* _Objective a_
Please rename "menu-label" to "menu-text" in the entries, from the first line through the line with "document-icon (226, 5, 238, 17)", and give those lines back with nothing else changed.

** BEGIN Selected passage **

# Smokey bright aqua



## SQUALID (Apr 21, 2011)

I finally decided to try the new Blue Had Me At Hello palette from Wet n Wild, and I'm amazed! Love these colours. I paired the ultra intense eyes with nude lips, simple as that. 

  	Pictures:














  	The palette I used:




  	Face:


 *Too Faced Absolutely Flawless Concealer - Vanilla* 
 *Idun Minerals Foundation - Saga* 
 *KIDE VI mineral blush - Kissed* 
  	Eyes:


 *Urban Decay Eyeshadow Primer Potion - Sin
* 
 *Wet n Wild Color Icon Palette - Blue Had Me At Hello* (the top three ones on the right) 	
 *Covergirl Lashblast Volume Mascara* 
 *Deborah Eyebrow Pencil with brush - 01* 
  	Lips:


 *Cat Cosmetics Lip Liner - Naked Lip* 
 *NYX Round Lipstick - Circe*


----------



## purple_pumpkin (Apr 21, 2011)

Very pretty!


----------



## Shadowy Lady (Apr 21, 2011)

Love this!


----------



## sheisaclassic (Apr 21, 2011)

Love all that blue! Very pretty.


----------



## Cherryjames (Apr 21, 2011)

i love your make up


----------



## sunshine rose (Apr 21, 2011)

That's fantastic! You wear blue/aqua so well


----------



## Vixstar (Apr 21, 2011)

What a gorgeous look! I really want this palette.... but I don't think we can get it in the UK.

  	LOVE the look, it really suits you


----------



## Khalia25 (Apr 21, 2011)

Wow. Wet n Wild?? I read other raves about their palettes...but this FOTD takes the cake! I am SOLD! Thank you for your post!!!!


----------



## DILLIGAF (Apr 21, 2011)

Beautiful as usual!


----------



## BrittanyD (Apr 21, 2011)

Omg so pretty O___O Now I want to pick up that palette just so I can do this look


----------



## nunu (Apr 21, 2011)

Gorgeous! Love it!


----------



## Wandalemur (Apr 21, 2011)

That looks hot.


----------



## Mrs.JC (Apr 24, 2011)

Amazing!


----------



## fintia (Apr 24, 2011)

I saw this on your blog.. I love it ;-)


----------



## frejyavanir (Jun 24, 2011)

That lipstick colour is boss


----------



## nattyngeorge (Jun 24, 2011)

WOW, that looks gorgeous! I don't normally like blue that much, but I LOVE this look!

** END Selected passage **
** BEGIN Raw records **

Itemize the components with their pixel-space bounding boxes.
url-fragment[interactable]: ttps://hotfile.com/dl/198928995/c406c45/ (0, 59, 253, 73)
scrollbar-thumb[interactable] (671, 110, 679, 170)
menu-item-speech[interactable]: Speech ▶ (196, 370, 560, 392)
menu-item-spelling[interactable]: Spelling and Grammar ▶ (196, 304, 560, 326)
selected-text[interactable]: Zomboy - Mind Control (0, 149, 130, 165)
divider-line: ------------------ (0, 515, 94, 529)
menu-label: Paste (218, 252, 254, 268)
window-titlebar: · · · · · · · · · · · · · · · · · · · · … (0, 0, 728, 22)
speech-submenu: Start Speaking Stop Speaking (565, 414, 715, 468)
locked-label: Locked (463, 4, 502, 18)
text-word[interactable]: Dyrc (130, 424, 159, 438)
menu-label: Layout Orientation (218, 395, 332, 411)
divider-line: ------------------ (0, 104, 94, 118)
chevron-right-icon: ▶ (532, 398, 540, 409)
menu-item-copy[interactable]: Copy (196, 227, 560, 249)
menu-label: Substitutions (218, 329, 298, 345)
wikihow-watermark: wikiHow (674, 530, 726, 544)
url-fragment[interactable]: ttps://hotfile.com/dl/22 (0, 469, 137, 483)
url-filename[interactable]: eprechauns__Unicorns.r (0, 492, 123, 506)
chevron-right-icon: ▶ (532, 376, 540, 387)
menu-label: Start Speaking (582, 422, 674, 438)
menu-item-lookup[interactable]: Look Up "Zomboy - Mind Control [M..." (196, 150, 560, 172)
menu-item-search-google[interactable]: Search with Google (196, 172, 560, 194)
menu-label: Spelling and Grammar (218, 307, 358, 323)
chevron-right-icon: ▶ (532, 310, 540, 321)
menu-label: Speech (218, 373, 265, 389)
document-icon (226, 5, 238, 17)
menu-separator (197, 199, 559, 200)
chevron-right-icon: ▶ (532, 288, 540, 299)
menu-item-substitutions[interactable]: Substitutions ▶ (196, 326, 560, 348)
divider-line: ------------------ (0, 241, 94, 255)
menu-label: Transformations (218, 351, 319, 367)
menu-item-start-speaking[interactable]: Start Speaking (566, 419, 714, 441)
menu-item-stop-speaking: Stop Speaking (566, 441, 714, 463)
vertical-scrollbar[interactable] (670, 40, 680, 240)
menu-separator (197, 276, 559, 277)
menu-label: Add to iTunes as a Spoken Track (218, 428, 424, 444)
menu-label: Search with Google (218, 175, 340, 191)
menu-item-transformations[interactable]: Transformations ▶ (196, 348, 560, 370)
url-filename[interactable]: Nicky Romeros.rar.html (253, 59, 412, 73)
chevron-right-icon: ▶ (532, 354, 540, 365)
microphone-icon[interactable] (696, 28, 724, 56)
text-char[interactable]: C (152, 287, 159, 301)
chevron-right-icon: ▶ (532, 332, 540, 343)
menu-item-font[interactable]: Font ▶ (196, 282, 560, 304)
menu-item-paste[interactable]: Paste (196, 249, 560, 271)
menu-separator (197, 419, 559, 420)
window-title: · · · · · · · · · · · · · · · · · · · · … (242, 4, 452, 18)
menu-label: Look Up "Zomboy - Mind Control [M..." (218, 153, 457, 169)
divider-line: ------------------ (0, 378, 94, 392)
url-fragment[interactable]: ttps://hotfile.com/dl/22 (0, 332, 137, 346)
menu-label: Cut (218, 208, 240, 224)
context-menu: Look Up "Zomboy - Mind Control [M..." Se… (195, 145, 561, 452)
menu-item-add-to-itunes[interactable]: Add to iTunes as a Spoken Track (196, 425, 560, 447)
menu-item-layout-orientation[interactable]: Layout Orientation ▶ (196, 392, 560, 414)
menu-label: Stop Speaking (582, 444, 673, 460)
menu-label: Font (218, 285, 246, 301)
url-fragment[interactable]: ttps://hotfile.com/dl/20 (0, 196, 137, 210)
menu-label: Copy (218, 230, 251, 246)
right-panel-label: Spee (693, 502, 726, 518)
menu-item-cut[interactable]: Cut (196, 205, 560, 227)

** END Raw records **

* _Objective b_
Which lipstick is listed for the lips in the smokey bright aqua post?

* _Reply a_
Itemize the components with their pixel-space bounding boxes.
url-fragment[interactable]: ttps://hotfile.com/dl/198928995/c406c45/ (0, 59, 253, 73)
scrollbar-thumb[interactable] (671, 110, 679, 170)
menu-item-speech[interactable]: Speech ▶ (196, 370, 560, 392)
menu-item-spelling[interactable]: Spelling and Grammar ▶ (196, 304, 560, 326)
selected-text[interactable]: Zomboy - Mind Control (0, 149, 130, 165)
divider-line: ------------------ (0, 515, 94, 529)
menu-text: Paste (218, 252, 254, 268)
window-titlebar: · · · · · · · · · · · · · · · · · · · · … (0, 0, 728, 22)
speech-submenu: Start Speaking Stop Speaking (565, 414, 715, 468)
locked-label: Locked (463, 4, 502, 18)
text-word[interactable]: Dyrc (130, 424, 159, 438)
menu-text: Layout Orientation (218, 395, 332, 411)
divider-line: ------------------ (0, 104, 94, 118)
chevron-right-icon: ▶ (532, 398, 540, 409)
menu-item-copy[interactable]: Copy (196, 227, 560, 249)
menu-text: Substitutions (218, 329, 298, 345)
wikihow-watermark: wikiHow (674, 530, 726, 544)
url-fragment[interactable]: ttps://hotfile.com/dl/22 (0, 469, 137, 483)
url-filename[interactable]: eprechauns__Unicorns.r (0, 492, 123, 506)
chevron-right-icon: ▶ (532, 376, 540, 387)
menu-text: Start Speaking (582, 422, 674, 438)
menu-item-lookup[interactable]: Look Up "Zomboy - Mind Control [M..." (196, 150, 560, 172)
menu-item-search-google[interactable]: Search with Google (196, 172, 560, 194)
menu-text: Spelling and Grammar (218, 307, 358, 323)
chevron-right-icon: ▶ (532, 310, 540, 321)
menu-text: Speech (218, 373, 265, 389)
document-icon (226, 5, 238, 17)

* _Reply b_
NYX Round Lipstick - Circe.